SET EXERCISE ::
State how many lines of the data contain the word "summer", and write nothing besides the number.

Dataset excerpt
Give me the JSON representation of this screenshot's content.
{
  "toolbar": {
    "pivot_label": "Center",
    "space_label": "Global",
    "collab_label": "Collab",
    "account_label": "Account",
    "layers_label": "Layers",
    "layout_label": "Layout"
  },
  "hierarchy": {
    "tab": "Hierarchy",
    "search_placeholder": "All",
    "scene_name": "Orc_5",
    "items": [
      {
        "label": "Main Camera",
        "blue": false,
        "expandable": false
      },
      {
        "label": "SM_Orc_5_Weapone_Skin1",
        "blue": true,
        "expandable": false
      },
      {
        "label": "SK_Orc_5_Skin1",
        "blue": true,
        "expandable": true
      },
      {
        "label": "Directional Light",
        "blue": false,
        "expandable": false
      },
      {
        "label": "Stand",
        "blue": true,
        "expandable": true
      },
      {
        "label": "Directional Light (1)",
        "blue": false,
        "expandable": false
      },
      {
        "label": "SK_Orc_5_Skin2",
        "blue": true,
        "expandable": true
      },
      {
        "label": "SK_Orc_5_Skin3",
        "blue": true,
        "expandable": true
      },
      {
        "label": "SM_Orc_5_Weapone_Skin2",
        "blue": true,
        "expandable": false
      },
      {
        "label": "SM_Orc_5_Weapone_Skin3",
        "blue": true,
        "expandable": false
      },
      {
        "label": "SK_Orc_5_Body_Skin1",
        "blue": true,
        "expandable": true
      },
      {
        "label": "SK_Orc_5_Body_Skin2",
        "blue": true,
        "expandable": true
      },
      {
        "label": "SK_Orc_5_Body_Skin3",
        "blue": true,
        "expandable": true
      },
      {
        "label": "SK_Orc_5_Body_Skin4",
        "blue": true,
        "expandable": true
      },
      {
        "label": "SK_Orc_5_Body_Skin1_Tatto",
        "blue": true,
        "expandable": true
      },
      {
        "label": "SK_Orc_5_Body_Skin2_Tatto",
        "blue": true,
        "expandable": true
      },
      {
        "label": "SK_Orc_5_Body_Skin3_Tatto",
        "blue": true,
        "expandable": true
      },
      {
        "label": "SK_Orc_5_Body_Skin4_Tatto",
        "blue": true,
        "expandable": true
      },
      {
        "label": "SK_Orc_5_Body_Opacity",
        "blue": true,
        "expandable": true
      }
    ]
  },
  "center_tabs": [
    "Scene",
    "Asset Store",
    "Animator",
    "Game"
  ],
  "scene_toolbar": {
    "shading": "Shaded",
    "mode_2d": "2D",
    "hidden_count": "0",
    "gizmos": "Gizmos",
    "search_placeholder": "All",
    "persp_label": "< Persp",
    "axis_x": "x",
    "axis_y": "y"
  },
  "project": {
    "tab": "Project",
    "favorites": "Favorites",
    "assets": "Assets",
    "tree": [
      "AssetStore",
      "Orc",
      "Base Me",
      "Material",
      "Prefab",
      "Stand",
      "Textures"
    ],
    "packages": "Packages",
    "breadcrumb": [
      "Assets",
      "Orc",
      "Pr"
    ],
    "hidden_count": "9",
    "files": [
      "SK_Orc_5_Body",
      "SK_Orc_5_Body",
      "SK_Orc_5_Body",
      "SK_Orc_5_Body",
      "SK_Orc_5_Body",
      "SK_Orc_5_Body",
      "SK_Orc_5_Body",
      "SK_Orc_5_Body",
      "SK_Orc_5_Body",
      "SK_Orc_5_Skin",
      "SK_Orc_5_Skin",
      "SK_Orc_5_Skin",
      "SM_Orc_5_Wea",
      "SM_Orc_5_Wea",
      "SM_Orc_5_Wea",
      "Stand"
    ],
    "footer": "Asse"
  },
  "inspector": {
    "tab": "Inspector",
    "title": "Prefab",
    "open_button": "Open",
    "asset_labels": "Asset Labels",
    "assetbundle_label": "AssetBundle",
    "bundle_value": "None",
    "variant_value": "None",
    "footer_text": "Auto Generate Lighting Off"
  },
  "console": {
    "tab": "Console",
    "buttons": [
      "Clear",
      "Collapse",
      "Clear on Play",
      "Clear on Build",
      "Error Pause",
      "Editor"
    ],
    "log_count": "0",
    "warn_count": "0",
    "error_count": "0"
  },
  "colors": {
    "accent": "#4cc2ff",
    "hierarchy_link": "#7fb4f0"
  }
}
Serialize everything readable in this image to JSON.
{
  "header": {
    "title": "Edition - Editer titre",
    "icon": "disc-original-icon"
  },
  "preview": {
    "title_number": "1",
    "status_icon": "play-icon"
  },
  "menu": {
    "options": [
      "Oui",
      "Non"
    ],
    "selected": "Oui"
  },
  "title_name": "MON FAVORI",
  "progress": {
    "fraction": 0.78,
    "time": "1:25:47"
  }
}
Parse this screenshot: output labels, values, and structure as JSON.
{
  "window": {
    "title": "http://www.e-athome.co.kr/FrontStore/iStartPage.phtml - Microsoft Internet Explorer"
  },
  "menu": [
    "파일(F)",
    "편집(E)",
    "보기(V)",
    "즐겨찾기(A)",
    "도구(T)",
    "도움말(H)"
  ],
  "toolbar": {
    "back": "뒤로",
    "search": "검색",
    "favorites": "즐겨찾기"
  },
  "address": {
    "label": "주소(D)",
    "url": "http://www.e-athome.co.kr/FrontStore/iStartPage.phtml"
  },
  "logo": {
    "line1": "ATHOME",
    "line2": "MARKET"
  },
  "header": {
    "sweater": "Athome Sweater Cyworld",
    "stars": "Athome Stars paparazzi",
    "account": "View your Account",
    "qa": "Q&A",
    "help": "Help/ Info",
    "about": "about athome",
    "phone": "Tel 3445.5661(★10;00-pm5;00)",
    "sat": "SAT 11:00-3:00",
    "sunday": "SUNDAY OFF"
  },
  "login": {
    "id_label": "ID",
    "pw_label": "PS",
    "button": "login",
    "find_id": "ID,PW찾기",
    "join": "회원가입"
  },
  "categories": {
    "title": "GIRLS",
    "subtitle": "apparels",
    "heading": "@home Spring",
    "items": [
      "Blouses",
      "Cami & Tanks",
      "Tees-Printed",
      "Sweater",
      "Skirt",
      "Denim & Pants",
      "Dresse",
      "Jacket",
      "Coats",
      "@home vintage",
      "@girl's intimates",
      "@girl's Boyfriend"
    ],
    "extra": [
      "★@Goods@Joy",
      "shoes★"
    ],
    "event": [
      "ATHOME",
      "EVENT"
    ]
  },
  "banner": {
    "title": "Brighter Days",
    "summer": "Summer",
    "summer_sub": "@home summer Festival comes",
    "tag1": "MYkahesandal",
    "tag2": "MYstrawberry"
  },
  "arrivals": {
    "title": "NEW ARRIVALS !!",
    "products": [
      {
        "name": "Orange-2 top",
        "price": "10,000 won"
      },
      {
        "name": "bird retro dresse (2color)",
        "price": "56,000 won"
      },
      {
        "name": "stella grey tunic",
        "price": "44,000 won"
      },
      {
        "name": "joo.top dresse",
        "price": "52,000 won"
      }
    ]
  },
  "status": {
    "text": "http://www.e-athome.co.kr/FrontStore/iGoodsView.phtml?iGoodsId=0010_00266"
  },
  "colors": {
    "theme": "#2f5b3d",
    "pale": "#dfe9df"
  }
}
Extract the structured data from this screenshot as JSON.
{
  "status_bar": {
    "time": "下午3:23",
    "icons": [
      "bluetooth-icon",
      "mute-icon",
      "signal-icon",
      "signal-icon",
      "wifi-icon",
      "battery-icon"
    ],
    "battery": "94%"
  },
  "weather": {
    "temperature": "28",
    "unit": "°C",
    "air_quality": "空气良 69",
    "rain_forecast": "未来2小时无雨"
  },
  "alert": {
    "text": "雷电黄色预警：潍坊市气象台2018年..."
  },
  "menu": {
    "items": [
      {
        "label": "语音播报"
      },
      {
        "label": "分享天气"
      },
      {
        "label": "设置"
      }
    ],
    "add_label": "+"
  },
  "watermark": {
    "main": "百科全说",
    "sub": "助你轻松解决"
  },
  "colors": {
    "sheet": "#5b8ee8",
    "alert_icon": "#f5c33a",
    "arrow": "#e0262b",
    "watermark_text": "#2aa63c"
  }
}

FINAL RESULT ::
2